Give back the full listing verbatim, apart from its images.

== DATA RECORDS

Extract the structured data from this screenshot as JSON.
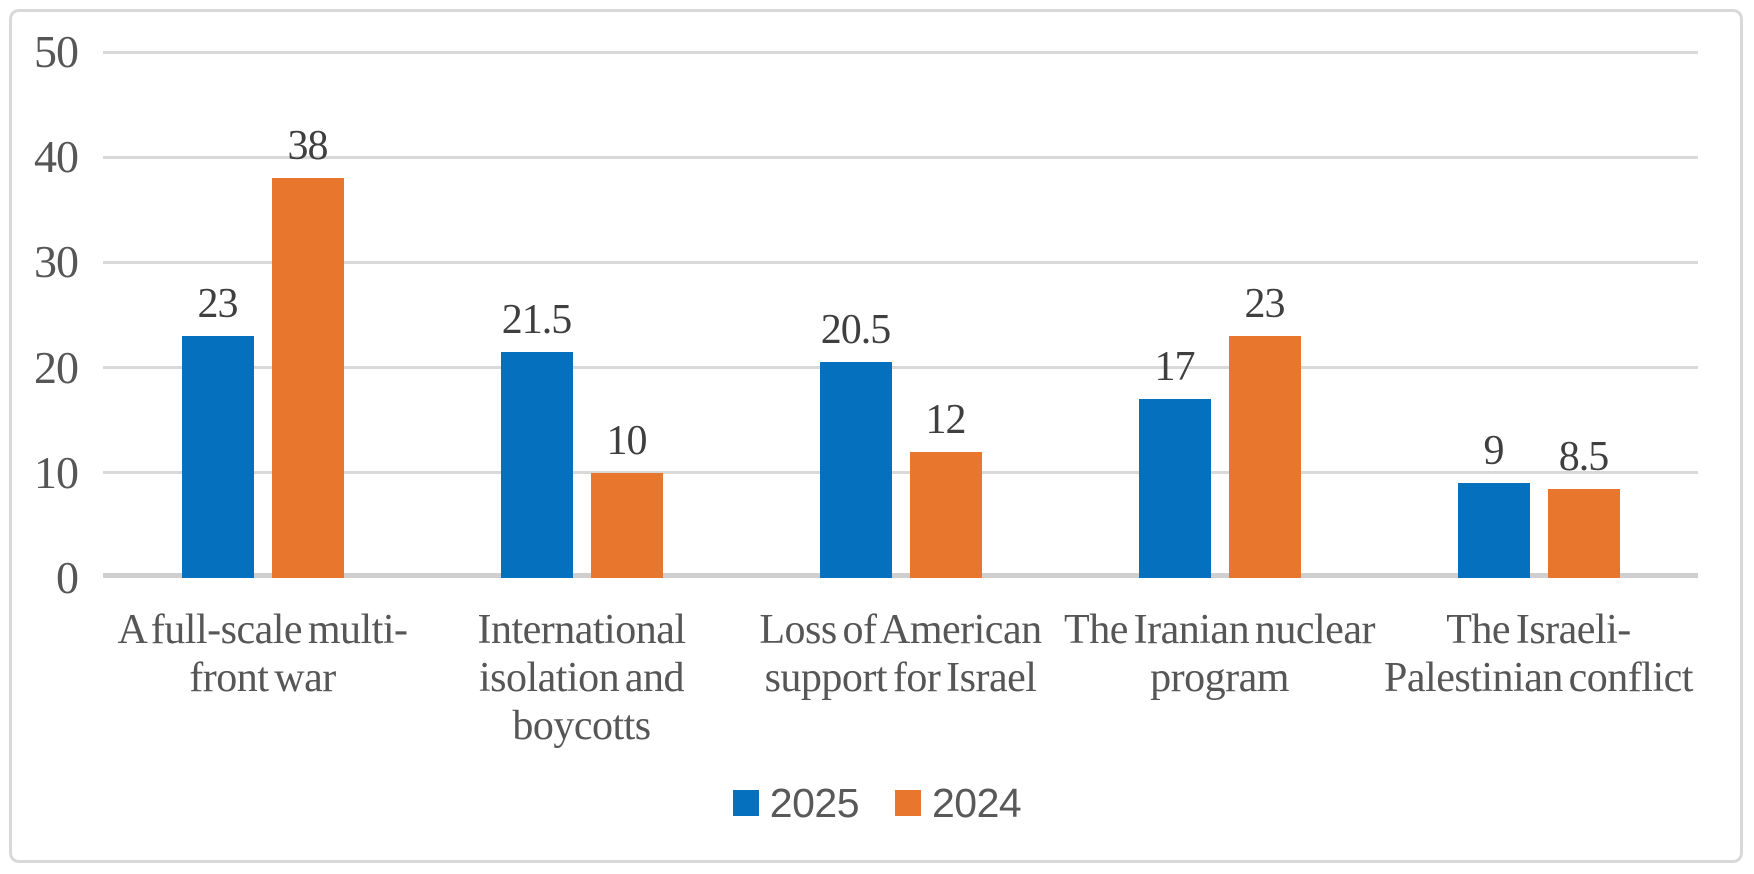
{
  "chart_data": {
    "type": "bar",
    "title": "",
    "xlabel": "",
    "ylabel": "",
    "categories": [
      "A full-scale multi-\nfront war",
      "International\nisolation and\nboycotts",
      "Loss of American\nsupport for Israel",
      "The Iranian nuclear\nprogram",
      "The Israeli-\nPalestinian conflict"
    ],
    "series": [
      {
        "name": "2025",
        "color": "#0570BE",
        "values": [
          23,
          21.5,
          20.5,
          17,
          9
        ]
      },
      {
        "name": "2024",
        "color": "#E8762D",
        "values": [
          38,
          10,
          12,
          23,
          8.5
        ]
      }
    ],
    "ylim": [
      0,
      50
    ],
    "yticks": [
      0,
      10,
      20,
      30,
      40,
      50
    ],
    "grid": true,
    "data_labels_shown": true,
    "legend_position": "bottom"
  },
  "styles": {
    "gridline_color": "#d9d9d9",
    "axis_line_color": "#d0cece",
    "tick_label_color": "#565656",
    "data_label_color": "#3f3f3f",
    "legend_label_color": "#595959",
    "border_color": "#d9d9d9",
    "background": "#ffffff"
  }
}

====

* [TASK ANSWER]:
Extract the structured data from this screenshot as JSON.
{
  "chart_data": {
    "type": "bar",
    "title": "",
    "xlabel": "",
    "ylabel": "",
    "categories": [
      "A full-scale multi-\nfront war",
      "International\nisolation and\nboycotts",
      "Loss of American\nsupport for Israel",
      "The Iranian nuclear\nprogram",
      "The Israeli-\nPalestinian conflict"
    ],
    "series": [
      {
        "name": "2025",
        "color": "#0570BE",
        "values": [
          23,
          21.5,
          20.5,
          17,
          9
        ]
      },
      {
        "name": "2024",
        "color": "#E8762D",
        "values": [
          38,
          10,
          12,
          23,
          8.5
        ]
      }
    ],
    "ylim": [
      0,
      50
    ],
    "yticks": [
      0,
      10,
      20,
      30,
      40,
      50
    ],
    "grid": true,
    "data_labels_shown": true,
    "legend_position": "bottom"
  },
  "styles": {
    "gridline_color": "#d9d9d9",
    "axis_line_color": "#d0cece",
    "tick_label_color": "#565656",
    "data_label_color": "#3f3f3f",
    "legend_label_color": "#595959",
    "border_color": "#d9d9d9",
    "background": "#ffffff"
  }
}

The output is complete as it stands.